— WHAT YOU ARE ASKED TO DO —
Make an exact copy of the entries below.

[Stored records]
######
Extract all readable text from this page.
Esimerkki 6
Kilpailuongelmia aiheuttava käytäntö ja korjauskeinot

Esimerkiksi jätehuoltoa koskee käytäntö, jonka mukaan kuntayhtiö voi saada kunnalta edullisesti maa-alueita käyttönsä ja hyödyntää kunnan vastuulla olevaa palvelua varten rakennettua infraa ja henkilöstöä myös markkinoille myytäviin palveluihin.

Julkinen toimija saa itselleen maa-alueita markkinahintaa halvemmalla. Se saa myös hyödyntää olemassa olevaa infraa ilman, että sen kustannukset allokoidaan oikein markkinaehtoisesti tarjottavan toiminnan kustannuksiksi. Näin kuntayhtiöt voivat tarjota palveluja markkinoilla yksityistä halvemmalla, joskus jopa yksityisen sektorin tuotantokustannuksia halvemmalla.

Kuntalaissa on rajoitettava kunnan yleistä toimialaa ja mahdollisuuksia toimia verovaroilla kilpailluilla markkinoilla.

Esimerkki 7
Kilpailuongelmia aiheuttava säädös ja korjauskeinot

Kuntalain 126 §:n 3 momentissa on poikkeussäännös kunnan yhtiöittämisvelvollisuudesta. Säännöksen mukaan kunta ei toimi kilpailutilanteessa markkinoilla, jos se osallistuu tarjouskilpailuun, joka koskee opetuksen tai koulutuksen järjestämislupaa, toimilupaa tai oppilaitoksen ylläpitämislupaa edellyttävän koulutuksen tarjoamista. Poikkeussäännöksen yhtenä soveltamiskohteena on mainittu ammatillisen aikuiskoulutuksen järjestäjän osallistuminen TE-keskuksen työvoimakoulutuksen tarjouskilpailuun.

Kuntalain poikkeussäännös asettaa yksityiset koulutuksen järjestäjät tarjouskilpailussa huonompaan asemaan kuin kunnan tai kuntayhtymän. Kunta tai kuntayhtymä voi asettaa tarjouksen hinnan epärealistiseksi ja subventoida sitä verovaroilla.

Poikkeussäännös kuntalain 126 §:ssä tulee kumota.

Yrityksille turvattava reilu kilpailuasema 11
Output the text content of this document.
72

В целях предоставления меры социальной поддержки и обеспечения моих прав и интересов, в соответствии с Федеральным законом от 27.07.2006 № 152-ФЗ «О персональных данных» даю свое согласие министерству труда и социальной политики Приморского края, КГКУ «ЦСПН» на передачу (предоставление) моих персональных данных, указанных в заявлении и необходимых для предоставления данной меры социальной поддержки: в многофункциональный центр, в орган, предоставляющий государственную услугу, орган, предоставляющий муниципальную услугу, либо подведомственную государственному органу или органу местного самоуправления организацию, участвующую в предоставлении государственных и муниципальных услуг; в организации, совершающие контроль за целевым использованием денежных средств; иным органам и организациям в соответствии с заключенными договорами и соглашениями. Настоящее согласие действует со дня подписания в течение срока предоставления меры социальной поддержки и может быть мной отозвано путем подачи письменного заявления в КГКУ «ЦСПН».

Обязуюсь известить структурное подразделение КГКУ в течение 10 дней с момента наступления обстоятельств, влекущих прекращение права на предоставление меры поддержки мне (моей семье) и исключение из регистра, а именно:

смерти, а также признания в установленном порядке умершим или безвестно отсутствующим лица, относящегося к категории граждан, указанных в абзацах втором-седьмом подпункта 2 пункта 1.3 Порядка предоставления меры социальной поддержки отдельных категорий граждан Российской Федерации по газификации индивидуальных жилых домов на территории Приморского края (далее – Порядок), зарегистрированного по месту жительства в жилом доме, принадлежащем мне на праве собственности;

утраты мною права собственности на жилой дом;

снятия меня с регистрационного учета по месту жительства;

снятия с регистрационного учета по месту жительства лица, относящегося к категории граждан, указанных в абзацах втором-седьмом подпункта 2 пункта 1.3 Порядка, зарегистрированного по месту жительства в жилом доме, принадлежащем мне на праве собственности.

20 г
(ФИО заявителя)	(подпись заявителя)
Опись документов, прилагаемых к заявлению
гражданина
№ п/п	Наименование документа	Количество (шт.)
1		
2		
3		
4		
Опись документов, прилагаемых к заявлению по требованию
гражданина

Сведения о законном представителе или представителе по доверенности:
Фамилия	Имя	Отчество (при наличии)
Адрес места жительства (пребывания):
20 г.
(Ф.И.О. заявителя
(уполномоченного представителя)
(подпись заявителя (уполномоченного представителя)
######
— CORRECT OUTPUT —
Extract all readable text from this page.
Esimerkki 6
Kilpailuongelmia aiheuttava käytäntö ja korjauskeinot

Esimerkiksi jätehuoltoa koskee käytäntö, jonka mukaan kuntayhtiö voi saada kunnalta edullisesti maa-alueita käyttönsä ja hyödyntää kunnan vastuulla olevaa palvelua varten rakennettua infraa ja henkilöstöä myös markkinoille myytäviin palveluihin.

Julkinen toimija saa itselleen maa-alueita markkinahintaa halvemmalla. Se saa myös hyödyntää olemassa olevaa infraa ilman, että sen kustannukset allokoidaan oikein markkinaehtoisesti tarjottavan toiminnan kustannuksiksi. Näin kuntayhtiöt voivat tarjota palveluja markkinoilla yksityistä halvemmalla, joskus jopa yksityisen sektorin tuotantokustannuksia halvemmalla.

Kuntalaissa on rajoitettava kunnan yleistä toimialaa ja mahdollisuuksia toimia verovaroilla kilpailluilla markkinoilla.

Esimerkki 7
Kilpailuongelmia aiheuttava säädös ja korjauskeinot

Kuntalain 126 §:n 3 momentissa on poikkeussäännös kunnan yhtiöittämisvelvollisuudesta. Säännöksen mukaan kunta ei toimi kilpailutilanteessa markkinoilla, jos se osallistuu tarjouskilpailuun, joka koskee opetuksen tai koulutuksen järjestämislupaa, toimilupaa tai oppilaitoksen ylläpitämislupaa edellyttävän koulutuksen tarjoamista. Poikkeussäännöksen yhtenä soveltamiskohteena on mainittu ammatillisen aikuiskoulutuksen järjestäjän osallistuminen TE-keskuksen työvoimakoulutuksen tarjouskilpailuun.

Kuntalain poikkeussäännös asettaa yksityiset koulutuksen järjestäjät tarjouskilpailussa huonompaan asemaan kuin kunnan tai kuntayhtymän. Kunta tai kuntayhtymä voi asettaa tarjouksen hinnan epärealistiseksi ja subventoida sitä verovaroilla.

Poikkeussäännös kuntalain 126 §:ssä tulee kumota.

Yrityksille turvattava reilu kilpailuasema 11
Output the text content of this document.
72

В целях предоставления меры социальной поддержки и обеспечения моих прав и интересов, в соответствии с Федеральным законом от 27.07.2006 № 152-ФЗ «О персональных данных» даю свое согласие министерству труда и социальной политики Приморского края, КГКУ «ЦСПН» на передачу (предоставление) моих персональных данных, указанных в заявлении и необходимых для предоставления данной меры социальной поддержки: в многофункциональный центр, в орган, предоставляющий государственную услугу, орган, предоставляющий муниципальную услугу, либо подведомственную государственному органу или органу местного самоуправления организацию, участвующую в предоставлении государственных и муниципальных услуг; в организации, совершающие контроль за целевым использованием денежных средств; иным органам и организациям в соответствии с заключенными договорами и соглашениями. Настоящее согласие действует со дня подписания в течение срока предоставления меры социальной поддержки и может быть мной отозвано путем подачи письменного заявления в КГКУ «ЦСПН».

Обязуюсь известить структурное подразделение КГКУ в течение 10 дней с момента наступления обстоятельств, влекущих прекращение права на предоставление меры поддержки мне (моей семье) и исключение из регистра, а именно:

смерти, а также признания в установленном порядке умершим или безвестно отсутствующим лица, относящегося к категории граждан, указанных в абзацах втором-седьмом подпункта 2 пункта 1.3 Порядка предоставления меры социальной поддержки отдельных категорий граждан Российской Федерации по газификации индивидуальных жилых домов на территории Приморского края (далее – Порядок), зарегистрированного по месту жительства в жилом доме, принадлежащем мне на праве собственности;

утраты мною права собственности на жилой дом;

снятия меня с регистрационного учета по месту жительства;

снятия с регистрационного учета по месту жительства лица, относящегося к категории граждан, указанных в абзацах втором-седьмом подпункта 2 пункта 1.3 Порядка, зарегистрированного по месту жительства в жилом доме, принадлежащем мне на праве собственности.

20 г
(ФИО заявителя)	(подпись заявителя)
Опись документов, прилагаемых к заявлению
гражданина
№ п/п	Наименование документа	Количество (шт.)
1		
2		
3		
4		
Опись документов, прилагаемых к заявлению по требованию
гражданина

Сведения о законном представителе или представителе по доверенности:
Фамилия	Имя	Отчество (при наличии)
Адрес места жительства (пребывания):
20 г.
(Ф.И.О. заявителя
(уполномоченного представителя)
(подпись заявителя (уполномоченного представителя)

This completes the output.